WHAT IS NEEDED:
Give the count of lines holding the string "Suci" and nothing else.
**** DATA
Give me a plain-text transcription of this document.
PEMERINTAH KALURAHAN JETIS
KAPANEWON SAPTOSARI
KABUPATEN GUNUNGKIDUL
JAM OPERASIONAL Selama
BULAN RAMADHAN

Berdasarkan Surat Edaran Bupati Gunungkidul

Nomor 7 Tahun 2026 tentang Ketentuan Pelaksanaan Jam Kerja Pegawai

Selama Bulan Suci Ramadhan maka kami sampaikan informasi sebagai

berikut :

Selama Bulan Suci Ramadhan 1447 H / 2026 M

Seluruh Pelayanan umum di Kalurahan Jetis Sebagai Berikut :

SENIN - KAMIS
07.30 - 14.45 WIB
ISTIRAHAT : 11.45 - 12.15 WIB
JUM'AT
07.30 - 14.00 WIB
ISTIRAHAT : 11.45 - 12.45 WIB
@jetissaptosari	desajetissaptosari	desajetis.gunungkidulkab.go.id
********
**** DATA
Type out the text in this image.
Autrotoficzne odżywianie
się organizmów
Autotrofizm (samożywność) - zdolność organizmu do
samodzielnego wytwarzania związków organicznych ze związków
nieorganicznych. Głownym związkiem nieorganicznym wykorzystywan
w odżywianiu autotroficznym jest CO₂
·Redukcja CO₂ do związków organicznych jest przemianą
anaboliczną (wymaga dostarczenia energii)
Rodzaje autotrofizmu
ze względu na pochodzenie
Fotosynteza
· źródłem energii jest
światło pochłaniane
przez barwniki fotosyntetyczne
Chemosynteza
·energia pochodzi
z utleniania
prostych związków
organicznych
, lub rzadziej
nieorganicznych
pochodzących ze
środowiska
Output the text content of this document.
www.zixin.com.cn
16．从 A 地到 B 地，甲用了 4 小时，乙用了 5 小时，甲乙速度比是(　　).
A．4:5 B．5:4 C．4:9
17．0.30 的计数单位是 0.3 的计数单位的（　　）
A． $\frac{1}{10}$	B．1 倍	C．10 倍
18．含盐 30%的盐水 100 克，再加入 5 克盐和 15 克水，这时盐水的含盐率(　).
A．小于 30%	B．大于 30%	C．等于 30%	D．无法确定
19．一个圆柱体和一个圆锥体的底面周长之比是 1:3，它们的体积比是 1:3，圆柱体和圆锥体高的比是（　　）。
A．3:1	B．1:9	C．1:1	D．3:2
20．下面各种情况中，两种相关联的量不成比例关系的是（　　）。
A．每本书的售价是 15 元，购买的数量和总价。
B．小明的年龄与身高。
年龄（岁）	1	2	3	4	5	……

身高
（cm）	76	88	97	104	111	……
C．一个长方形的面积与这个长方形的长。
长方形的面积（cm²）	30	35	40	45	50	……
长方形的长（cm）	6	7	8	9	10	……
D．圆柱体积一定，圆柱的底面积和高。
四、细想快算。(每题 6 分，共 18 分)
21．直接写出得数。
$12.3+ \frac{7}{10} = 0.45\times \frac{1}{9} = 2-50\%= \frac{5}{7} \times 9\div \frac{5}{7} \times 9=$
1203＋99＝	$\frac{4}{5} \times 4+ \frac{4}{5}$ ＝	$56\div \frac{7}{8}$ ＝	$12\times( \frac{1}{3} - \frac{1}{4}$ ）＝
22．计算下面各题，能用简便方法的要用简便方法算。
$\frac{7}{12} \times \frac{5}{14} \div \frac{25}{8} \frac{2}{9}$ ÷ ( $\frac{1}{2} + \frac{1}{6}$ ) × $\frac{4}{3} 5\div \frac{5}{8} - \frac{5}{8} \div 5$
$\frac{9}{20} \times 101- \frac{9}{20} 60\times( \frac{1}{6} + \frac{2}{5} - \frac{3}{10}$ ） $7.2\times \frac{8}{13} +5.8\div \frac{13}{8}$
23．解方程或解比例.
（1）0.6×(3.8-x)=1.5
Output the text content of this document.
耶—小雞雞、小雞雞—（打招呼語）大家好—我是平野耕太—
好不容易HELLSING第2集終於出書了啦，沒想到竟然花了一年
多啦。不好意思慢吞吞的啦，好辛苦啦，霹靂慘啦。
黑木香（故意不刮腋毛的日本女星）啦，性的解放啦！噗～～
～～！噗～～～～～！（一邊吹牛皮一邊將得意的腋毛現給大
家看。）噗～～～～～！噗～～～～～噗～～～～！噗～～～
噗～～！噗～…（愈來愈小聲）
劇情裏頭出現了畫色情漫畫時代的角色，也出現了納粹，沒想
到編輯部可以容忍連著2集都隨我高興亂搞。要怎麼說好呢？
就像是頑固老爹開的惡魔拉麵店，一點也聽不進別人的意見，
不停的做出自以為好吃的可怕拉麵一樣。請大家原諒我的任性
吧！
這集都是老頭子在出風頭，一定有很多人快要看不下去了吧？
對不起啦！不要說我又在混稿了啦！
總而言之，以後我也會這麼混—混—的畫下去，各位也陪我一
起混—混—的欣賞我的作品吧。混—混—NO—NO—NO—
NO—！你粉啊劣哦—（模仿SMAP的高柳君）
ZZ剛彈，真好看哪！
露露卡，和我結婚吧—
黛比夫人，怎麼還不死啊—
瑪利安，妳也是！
********
RESPONSE BELOW:
2